Drop every picture and give the entries back exactly.

═══

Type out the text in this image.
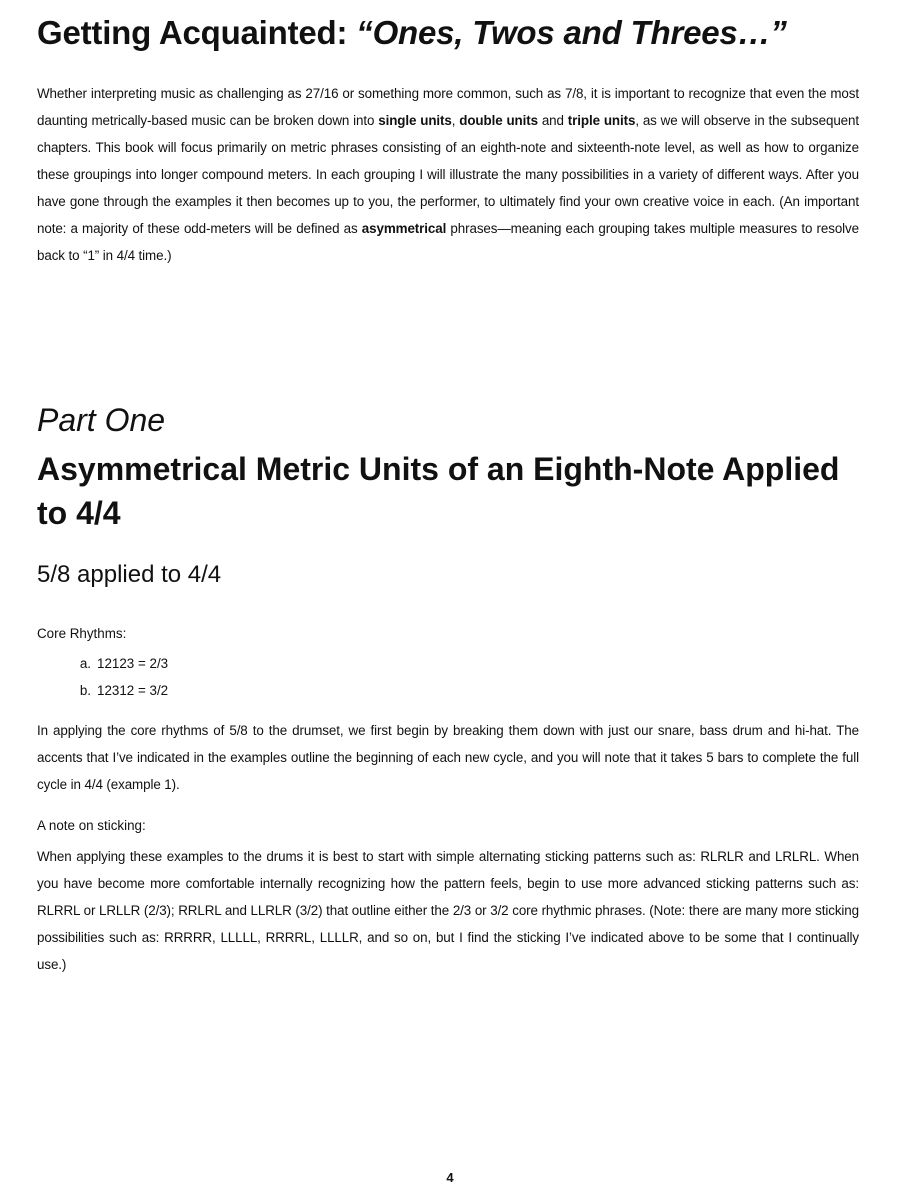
Getting Acquainted: “Ones, Twos and Threes…”

Whether interpreting music as challenging as 27/16 or something more common, such as 7/8, it is important to recognize that even the most daunting metrically-based music can be broken down into single units, double units and triple units, as we will observe in the subsequent chapters. This book will focus primarily on metric phrases consisting of an eighth-note and sixteenth-note level, as well as how to organize these groupings into longer compound meters. In each grouping I will illustrate the many possibilities in a variety of different ways. After you have gone through the examples it then becomes up to you, the performer, to ultimately find your own creative voice in each. (An important note: a majority of these odd-meters will be defined as asymmetrical phrases—meaning each grouping takes multiple measures to resolve back to “1” in 4/4 time.)

Part One
Asymmetrical Metric Units of an Eighth-Note Applied to 4/4
5/8 applied to 4/4

Core Rhythms:

a. 12123 = 2/3
b. 12312 = 3/2

In applying the core rhythms of 5/8 to the drumset, we first begin by breaking them down with just our snare, bass drum and hi-hat. The accents that I’ve indicated in the examples outline the beginning of each new cycle, and you will note that it takes 5 bars to complete the full cycle in 4/4 (example 1).

A note on sticking:

When applying these examples to the drums it is best to start with simple alternating sticking patterns such as: RLRLR and LRLRL. When you have become more comfortable internally recognizing how the pattern feels, begin to use more advanced sticking patterns such as: RLRRL or LRLLR (2/3); RRLRL and LLRLR (3/2) that outline either the 2/3 or 3/2 core rhythmic phrases. (Note: there are many more sticking possibilities such as: RRRRR, LLLLL, RRRRL, LLLLR, and so on, but I find the sticking I’ve indicated above to be some that I continually use.)

4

═══

▶ PROBLEM SOLUTION
Type out the text in this image.
Getting Acquainted: “Ones, Twos and Threes…”

Whether interpreting music as challenging as 27/16 or something more common, such as 7/8, it is important to recognize that even the most daunting metrically-based music can be broken down into single units, double units and triple units, as we will observe in the subsequent chapters. This book will focus primarily on metric phrases consisting of an eighth-note and sixteenth-note level, as well as how to organize these groupings into longer compound meters. In each grouping I will illustrate the many possibilities in a variety of different ways. After you have gone through the examples it then becomes up to you, the performer, to ultimately find your own creative voice in each. (An important note: a majority of these odd-meters will be defined as asymmetrical phrases—meaning each grouping takes multiple measures to resolve back to “1” in 4/4 time.)

Part One
Asymmetrical Metric Units of an Eighth-Note Applied to 4/4
5/8 applied to 4/4

Core Rhythms:

a. 12123 = 2/3
b. 12312 = 3/2

In applying the core rhythms of 5/8 to the drumset, we first begin by breaking them down with just our snare, bass drum and hi-hat. The accents that I’ve indicated in the examples outline the beginning of each new cycle, and you will note that it takes 5 bars to complete the full cycle in 4/4 (example 1).

A note on sticking:

When applying these examples to the drums it is best to start with simple alternating sticking patterns such as: RLRLR and LRLRL. When you have become more comfortable internally recognizing how the pattern feels, begin to use more advanced sticking patterns such as: RLRRL or LRLLR (2/3); RRLRL and LLRLR (3/2) that outline either the 2/3 or 3/2 core rhythmic phrases. (Note: there are many more sticking possibilities such as: RRRRR, LLLLL, RRRRL, LLLLR, and so on, but I find the sticking I’ve indicated above to be some that I continually use.)

4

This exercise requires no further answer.